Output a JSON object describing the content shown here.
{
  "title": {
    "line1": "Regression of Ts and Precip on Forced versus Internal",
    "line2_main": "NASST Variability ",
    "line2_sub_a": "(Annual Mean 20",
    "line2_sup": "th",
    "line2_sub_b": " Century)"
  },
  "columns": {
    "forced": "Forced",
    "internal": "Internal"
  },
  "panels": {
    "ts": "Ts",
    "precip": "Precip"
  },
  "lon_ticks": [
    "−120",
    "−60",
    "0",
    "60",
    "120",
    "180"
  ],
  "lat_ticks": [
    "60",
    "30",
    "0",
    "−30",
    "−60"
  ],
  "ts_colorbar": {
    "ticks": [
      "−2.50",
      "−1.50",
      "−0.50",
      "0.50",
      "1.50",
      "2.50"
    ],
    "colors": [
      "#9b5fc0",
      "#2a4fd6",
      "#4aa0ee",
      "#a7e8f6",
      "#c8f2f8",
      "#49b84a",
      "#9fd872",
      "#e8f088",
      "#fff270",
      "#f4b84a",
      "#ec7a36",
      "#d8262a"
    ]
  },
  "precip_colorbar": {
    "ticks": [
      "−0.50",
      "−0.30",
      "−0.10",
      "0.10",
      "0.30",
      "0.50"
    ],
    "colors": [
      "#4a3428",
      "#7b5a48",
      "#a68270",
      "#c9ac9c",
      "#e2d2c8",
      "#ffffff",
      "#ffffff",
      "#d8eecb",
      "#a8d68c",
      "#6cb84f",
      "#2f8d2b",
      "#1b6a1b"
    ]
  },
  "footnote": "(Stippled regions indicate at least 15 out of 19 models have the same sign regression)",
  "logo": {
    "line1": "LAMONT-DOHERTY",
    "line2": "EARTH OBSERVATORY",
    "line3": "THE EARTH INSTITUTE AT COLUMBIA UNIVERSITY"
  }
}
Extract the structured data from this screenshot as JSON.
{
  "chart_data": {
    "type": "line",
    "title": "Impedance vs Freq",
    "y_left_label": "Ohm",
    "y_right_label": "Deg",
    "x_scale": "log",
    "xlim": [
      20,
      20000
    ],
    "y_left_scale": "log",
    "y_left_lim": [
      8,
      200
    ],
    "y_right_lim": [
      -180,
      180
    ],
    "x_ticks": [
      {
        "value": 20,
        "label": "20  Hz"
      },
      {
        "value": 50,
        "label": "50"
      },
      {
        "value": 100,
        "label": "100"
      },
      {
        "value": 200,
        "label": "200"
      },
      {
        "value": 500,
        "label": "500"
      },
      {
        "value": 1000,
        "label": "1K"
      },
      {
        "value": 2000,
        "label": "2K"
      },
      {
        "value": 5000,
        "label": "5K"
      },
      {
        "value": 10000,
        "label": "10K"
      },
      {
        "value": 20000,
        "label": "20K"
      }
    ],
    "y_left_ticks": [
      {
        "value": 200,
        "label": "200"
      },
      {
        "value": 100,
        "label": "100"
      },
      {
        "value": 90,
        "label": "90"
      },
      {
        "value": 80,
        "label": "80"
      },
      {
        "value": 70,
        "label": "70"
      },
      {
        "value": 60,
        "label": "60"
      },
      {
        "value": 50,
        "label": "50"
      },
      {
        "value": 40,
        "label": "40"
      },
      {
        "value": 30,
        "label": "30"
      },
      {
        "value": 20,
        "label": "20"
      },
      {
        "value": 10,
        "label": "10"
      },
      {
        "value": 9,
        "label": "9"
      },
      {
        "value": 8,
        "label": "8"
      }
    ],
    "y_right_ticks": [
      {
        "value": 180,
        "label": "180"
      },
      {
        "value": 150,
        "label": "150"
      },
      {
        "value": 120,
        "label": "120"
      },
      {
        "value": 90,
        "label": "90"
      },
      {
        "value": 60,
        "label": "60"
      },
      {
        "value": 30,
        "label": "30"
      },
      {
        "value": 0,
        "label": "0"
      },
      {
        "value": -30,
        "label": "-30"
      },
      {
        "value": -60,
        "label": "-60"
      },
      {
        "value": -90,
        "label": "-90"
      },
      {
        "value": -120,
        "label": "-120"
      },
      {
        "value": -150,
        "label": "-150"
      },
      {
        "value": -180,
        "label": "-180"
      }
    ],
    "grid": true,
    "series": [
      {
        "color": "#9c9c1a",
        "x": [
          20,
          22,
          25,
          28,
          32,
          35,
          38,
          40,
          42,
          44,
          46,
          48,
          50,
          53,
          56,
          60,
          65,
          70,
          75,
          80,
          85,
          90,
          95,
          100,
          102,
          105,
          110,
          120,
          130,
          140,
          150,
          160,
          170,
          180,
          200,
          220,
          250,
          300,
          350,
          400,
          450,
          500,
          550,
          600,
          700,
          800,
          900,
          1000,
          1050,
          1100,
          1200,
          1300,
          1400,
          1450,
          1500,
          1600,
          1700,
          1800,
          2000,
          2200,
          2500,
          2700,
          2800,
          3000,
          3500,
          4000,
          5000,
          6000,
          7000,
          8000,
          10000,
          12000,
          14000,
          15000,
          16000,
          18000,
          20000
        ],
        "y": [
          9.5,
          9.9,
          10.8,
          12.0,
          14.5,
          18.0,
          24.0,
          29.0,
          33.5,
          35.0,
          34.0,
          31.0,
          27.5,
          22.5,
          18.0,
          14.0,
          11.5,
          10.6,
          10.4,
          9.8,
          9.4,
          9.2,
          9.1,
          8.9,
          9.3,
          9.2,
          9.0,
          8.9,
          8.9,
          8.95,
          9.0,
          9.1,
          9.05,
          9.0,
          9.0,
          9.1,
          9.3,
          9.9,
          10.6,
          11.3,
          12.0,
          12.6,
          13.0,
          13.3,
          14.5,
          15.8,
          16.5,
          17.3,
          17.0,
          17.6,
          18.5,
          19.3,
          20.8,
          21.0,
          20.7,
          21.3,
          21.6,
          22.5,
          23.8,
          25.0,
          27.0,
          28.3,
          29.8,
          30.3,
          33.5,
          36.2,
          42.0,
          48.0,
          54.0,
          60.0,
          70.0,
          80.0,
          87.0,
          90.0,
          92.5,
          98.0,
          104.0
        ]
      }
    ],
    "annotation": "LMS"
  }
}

- - -

> [To do]
Write the listing out again, exactly as it reads.

> [Final result]
Output a JSON object describing the content shown here.
{
  "title": {
    "line1": "Regression of Ts and Precip on Forced versus Internal",
    "line2_main": "NASST Variability ",
    "line2_sub_a": "(Annual Mean 20",
    "line2_sup": "th",
    "line2_sub_b": " Century)"
  },
  "columns": {
    "forced": "Forced",
    "internal": "Internal"
  },
  "panels": {
    "ts": "Ts",
    "precip": "Precip"
  },
  "lon_ticks": [
    "−120",
    "−60",
    "0",
    "60",
    "120",
    "180"
  ],
  "lat_ticks": [
    "60",
    "30",
    "0",
    "−30",
    "−60"
  ],
  "ts_colorbar": {
    "ticks": [
      "−2.50",
      "−1.50",
      "−0.50",
      "0.50",
      "1.50",
      "2.50"
    ],
    "colors": [
      "#9b5fc0",
      "#2a4fd6",
      "#4aa0ee",
      "#a7e8f6",
      "#c8f2f8",
      "#49b84a",
      "#9fd872",
      "#e8f088",
      "#fff270",
      "#f4b84a",
      "#ec7a36",
      "#d8262a"
    ]
  },
  "precip_colorbar": {
    "ticks": [
      "−0.50",
      "−0.30",
      "−0.10",
      "0.10",
      "0.30",
      "0.50"
    ],
    "colors": [
      "#4a3428",
      "#7b5a48",
      "#a68270",
      "#c9ac9c",
      "#e2d2c8",
      "#ffffff",
      "#ffffff",
      "#d8eecb",
      "#a8d68c",
      "#6cb84f",
      "#2f8d2b",
      "#1b6a1b"
    ]
  },
  "footnote": "(Stippled regions indicate at least 15 out of 19 models have the same sign regression)",
  "logo": {
    "line1": "LAMONT-DOHERTY",
    "line2": "EARTH OBSERVATORY",
    "line3": "THE EARTH INSTITUTE AT COLUMBIA UNIVERSITY"
  }
}
Extract the structured data from this screenshot as JSON.
{
  "chart_data": {
    "type": "line",
    "title": "Impedance vs Freq",
    "y_left_label": "Ohm",
    "y_right_label": "Deg",
    "x_scale": "log",
    "xlim": [
      20,
      20000
    ],
    "y_left_scale": "log",
    "y_left_lim": [
      8,
      200
    ],
    "y_right_lim": [
      -180,
      180
    ],
    "x_ticks": [
      {
        "value": 20,
        "label": "20  Hz"
      },
      {
        "value": 50,
        "label": "50"
      },
      {
        "value": 100,
        "label": "100"
      },
      {
        "value": 200,
        "label": "200"
      },
      {
        "value": 500,
        "label": "500"
      },
      {
        "value": 1000,
        "label": "1K"
      },
      {
        "value": 2000,
        "label": "2K"
      },
      {
        "value": 5000,
        "label": "5K"
      },
      {
        "value": 10000,
        "label": "10K"
      },
      {
        "value": 20000,
        "label": "20K"
      }
    ],
    "y_left_ticks": [
      {
        "value": 200,
        "label": "200"
      },
      {
        "value": 100,
        "label": "100"
      },
      {
        "value": 90,
        "label": "90"
      },
      {
        "value": 80,
        "label": "80"
      },
      {
        "value": 70,
        "label": "70"
      },
      {
        "value": 60,
        "label": "60"
      },
      {
        "value": 50,
        "label": "50"
      },
      {
        "value": 40,
        "label": "40"
      },
      {
        "value": 30,
        "label": "30"
      },
      {
        "value": 20,
        "label": "20"
      },
      {
        "value": 10,
        "label": "10"
      },
      {
        "value": 9,
        "label": "9"
      },
      {
        "value": 8,
        "label": "8"
      }
    ],
    "y_right_ticks": [
      {
        "value": 180,
        "label": "180"
      },
      {
        "value": 150,
        "label": "150"
      },
      {
        "value": 120,
        "label": "120"
      },
      {
        "value": 90,
        "label": "90"
      },
      {
        "value": 60,
        "label": "60"
      },
      {
        "value": 30,
        "label": "30"
      },
      {
        "value": 0,
        "label": "0"
      },
      {
        "value": -30,
        "label": "-30"
      },
      {
        "value": -60,
        "label": "-60"
      },
      {
        "value": -90,
        "label": "-90"
      },
      {
        "value": -120,
        "label": "-120"
      },
      {
        "value": -150,
        "label": "-150"
      },
      {
        "value": -180,
        "label": "-180"
      }
    ],
    "grid": true,
    "series": [
      {
        "color": "#9c9c1a",
        "x": [
          20,
          22,
          25,
          28,
          32,
          35,
          38,
          40,
          42,
          44,
          46,
          48,
          50,
          53,
          56,
          60,
          65,
          70,
          75,
          80,
          85,
          90,
          95,
          100,
          102,
          105,
          110,
          120,
          130,
          140,
          150,
          160,
          170,
          180,
          200,
          220,
          250,
          300,
          350,
          400,
          450,
          500,
          550,
          600,
          700,
          800,
          900,
          1000,
          1050,
          1100,
          1200,
          1300,
          1400,
          1450,
          1500,
          1600,
          1700,
          1800,
          2000,
          2200,
          2500,
          2700,
          2800,
          3000,
          3500,
          4000,
          5000,
          6000,
          7000,
          8000,
          10000,
          12000,
          14000,
          15000,
          16000,
          18000,
          20000
        ],
        "y": [
          9.5,
          9.9,
          10.8,
          12.0,
          14.5,
          18.0,
          24.0,
          29.0,
          33.5,
          35.0,
          34.0,
          31.0,
          27.5,
          22.5,
          18.0,
          14.0,
          11.5,
          10.6,
          10.4,
          9.8,
          9.4,
          9.2,
          9.1,
          8.9,
          9.3,
          9.2,
          9.0,
          8.9,
          8.9,
          8.95,
          9.0,
          9.1,
          9.05,
          9.0,
          9.0,
          9.1,
          9.3,
          9.9,
          10.6,
          11.3,
          12.0,
          12.6,
          13.0,
          13.3,
          14.5,
          15.8,
          16.5,
          17.3,
          17.0,
          17.6,
          18.5,
          19.3,
          20.8,
          21.0,
          20.7,
          21.3,
          21.6,
          22.5,
          23.8,
          25.0,
          27.0,
          28.3,
          29.8,
          30.3,
          33.5,
          36.2,
          42.0,
          48.0,
          54.0,
          60.0,
          70.0,
          80.0,
          87.0,
          90.0,
          92.5,
          98.0,
          104.0
        ]
      }
    ],
    "annotation": "LMS"
  }
}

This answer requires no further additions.